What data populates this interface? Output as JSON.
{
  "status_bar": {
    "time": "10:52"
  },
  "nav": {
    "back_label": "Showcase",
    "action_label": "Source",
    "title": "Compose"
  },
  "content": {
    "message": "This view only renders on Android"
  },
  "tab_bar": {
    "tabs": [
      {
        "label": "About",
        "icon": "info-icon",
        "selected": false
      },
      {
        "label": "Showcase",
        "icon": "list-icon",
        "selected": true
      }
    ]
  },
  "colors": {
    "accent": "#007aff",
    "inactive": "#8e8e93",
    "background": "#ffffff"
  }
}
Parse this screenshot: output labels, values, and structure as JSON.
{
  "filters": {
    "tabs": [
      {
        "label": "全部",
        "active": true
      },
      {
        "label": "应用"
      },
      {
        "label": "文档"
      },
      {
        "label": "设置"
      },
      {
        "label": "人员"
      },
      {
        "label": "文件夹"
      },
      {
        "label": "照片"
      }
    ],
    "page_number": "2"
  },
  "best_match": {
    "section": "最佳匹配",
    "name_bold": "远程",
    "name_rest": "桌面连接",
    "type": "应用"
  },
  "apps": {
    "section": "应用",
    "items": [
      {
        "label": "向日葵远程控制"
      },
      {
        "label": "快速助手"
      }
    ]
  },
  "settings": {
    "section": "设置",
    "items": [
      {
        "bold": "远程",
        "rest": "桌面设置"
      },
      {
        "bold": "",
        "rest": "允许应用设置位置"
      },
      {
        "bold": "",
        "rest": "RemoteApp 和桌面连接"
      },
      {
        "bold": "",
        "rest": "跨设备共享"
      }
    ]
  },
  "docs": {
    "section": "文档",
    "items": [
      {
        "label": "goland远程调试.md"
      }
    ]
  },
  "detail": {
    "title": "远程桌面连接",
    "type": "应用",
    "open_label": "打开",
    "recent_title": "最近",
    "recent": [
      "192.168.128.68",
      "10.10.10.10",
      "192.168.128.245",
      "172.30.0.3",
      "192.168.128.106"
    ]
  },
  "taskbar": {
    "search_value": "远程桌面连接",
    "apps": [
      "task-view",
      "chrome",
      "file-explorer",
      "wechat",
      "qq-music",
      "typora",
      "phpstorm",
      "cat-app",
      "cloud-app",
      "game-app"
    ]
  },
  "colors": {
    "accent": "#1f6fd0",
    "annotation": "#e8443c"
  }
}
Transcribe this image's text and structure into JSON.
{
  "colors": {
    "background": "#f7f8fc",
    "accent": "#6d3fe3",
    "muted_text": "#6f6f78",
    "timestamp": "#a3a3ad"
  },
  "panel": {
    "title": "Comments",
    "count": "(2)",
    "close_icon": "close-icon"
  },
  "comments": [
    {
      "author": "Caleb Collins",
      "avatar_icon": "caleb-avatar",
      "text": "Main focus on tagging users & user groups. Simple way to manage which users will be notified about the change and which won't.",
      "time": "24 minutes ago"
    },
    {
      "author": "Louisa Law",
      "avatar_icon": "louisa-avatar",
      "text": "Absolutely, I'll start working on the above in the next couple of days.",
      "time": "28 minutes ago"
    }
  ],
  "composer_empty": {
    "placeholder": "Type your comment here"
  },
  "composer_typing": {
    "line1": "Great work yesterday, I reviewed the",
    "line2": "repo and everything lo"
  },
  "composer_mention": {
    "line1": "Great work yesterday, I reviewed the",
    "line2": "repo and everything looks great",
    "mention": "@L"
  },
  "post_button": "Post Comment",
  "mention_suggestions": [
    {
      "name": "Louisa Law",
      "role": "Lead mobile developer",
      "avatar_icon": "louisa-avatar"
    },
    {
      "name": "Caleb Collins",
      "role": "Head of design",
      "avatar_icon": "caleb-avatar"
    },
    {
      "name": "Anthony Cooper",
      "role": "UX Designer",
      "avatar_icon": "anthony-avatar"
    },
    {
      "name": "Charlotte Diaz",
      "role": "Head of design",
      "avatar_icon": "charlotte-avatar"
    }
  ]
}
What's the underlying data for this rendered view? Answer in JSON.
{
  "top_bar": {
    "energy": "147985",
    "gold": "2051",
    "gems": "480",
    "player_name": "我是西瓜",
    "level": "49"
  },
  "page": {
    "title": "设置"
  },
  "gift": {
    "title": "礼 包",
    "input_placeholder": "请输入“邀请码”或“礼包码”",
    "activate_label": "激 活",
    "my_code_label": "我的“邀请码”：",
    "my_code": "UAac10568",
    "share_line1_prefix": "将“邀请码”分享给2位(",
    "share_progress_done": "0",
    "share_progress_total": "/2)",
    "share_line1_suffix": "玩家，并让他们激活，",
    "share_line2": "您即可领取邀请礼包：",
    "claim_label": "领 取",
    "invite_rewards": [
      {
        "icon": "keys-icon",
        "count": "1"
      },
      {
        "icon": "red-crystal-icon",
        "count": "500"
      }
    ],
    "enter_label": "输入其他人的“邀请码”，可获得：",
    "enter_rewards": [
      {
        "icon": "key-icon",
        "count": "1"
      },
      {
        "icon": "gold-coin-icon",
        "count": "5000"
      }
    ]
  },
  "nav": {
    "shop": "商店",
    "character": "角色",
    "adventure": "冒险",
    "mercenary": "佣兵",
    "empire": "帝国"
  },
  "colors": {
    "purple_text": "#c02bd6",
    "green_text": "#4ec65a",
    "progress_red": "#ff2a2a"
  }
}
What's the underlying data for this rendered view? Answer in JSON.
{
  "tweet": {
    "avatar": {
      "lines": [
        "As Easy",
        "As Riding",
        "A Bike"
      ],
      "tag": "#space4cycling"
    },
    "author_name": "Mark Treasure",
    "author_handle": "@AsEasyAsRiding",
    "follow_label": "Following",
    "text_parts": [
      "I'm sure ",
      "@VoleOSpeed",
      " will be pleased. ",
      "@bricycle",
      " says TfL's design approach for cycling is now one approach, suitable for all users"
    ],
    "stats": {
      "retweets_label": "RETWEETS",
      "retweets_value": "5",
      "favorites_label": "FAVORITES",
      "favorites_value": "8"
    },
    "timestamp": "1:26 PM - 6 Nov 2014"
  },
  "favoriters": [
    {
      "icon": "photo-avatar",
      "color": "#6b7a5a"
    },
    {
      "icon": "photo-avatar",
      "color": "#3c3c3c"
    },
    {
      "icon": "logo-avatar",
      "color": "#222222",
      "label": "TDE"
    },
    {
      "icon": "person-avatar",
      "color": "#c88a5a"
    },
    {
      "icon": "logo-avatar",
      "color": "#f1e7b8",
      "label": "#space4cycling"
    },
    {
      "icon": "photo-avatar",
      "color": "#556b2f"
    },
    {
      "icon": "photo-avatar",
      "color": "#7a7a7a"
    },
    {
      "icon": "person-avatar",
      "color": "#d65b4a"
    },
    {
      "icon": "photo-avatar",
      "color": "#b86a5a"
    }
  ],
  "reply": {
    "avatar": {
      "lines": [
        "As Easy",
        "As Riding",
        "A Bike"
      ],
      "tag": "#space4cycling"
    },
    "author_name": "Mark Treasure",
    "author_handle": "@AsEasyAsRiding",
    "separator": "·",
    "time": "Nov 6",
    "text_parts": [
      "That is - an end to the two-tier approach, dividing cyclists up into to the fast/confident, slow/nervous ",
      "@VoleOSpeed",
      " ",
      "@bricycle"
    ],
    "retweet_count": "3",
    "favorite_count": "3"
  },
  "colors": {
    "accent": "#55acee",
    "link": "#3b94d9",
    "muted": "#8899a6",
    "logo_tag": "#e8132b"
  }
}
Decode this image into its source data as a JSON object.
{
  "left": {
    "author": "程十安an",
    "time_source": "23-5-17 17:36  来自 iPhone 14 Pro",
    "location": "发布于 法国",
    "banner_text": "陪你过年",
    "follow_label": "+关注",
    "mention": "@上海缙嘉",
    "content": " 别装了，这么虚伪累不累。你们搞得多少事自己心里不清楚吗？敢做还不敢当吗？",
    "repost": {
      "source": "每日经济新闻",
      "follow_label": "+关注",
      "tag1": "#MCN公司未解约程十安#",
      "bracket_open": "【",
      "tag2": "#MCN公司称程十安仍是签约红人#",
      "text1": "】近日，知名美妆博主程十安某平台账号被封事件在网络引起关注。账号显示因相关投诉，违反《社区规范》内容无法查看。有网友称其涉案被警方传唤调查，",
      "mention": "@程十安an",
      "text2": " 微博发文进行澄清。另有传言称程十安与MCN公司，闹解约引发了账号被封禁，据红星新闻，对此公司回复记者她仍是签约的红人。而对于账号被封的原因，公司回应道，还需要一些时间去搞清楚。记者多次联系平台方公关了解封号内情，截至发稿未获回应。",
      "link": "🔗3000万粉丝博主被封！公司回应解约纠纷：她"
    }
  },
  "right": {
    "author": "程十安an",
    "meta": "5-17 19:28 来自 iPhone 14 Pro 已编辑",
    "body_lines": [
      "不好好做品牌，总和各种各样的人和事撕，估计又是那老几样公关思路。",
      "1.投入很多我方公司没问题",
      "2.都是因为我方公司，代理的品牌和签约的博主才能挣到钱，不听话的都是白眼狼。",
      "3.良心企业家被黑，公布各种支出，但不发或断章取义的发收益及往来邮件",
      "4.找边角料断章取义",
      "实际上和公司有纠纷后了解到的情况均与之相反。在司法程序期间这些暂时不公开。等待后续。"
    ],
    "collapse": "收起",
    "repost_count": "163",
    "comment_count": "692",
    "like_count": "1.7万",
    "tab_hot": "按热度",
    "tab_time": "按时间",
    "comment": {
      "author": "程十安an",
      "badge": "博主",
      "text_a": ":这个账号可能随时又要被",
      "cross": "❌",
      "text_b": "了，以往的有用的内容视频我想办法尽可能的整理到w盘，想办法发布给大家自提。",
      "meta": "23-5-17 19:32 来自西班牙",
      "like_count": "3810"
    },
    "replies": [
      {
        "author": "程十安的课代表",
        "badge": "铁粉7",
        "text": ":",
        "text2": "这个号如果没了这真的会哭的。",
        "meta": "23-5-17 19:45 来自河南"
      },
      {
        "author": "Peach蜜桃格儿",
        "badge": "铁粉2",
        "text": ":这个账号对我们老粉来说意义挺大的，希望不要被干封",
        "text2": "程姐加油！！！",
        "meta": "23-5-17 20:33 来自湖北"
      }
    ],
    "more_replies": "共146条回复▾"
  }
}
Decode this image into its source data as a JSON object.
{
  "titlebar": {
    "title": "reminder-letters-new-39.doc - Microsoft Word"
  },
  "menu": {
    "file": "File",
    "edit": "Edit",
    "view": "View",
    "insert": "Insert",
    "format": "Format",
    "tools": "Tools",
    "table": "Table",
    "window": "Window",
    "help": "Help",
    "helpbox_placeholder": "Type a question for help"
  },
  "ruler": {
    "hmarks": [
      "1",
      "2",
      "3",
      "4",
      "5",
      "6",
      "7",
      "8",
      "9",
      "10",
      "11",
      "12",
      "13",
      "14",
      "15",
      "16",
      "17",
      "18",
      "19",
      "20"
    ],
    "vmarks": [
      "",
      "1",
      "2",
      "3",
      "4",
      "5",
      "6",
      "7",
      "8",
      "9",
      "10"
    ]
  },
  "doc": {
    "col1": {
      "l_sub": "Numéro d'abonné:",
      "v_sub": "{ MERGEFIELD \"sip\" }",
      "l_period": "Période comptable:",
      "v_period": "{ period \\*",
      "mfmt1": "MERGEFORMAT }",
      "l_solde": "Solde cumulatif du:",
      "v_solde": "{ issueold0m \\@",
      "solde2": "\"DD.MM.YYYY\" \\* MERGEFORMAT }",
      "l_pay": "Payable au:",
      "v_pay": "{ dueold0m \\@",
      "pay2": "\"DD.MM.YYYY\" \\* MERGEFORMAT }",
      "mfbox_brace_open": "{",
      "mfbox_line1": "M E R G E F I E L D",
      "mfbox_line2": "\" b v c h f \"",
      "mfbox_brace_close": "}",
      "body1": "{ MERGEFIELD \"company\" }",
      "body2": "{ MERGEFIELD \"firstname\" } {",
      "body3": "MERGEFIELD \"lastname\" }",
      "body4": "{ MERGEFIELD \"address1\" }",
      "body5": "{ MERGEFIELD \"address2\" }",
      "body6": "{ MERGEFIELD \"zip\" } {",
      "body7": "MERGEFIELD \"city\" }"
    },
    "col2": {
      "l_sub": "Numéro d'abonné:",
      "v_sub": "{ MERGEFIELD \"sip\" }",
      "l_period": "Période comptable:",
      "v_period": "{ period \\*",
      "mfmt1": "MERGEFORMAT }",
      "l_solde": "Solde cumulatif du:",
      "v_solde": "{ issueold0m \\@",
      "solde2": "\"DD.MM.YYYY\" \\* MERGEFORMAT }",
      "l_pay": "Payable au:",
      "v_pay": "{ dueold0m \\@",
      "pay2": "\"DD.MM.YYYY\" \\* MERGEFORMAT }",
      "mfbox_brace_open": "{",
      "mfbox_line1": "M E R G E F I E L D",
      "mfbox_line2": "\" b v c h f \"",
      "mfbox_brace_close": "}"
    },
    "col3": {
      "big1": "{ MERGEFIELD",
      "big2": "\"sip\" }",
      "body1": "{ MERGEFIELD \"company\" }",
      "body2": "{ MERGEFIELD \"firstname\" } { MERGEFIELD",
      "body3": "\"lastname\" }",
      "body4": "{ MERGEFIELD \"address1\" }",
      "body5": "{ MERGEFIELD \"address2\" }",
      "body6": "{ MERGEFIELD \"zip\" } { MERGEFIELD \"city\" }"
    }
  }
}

========================================

# [What the task asks]
Search the listing for the string "city". Copy each line where it turns up.

# [Solved problem]
      "body7": "MERGEFIELD \"city\" }"
      "body6": "{ MERGEFIELD \"zip\" } { MERGEFIELD \"city\" }"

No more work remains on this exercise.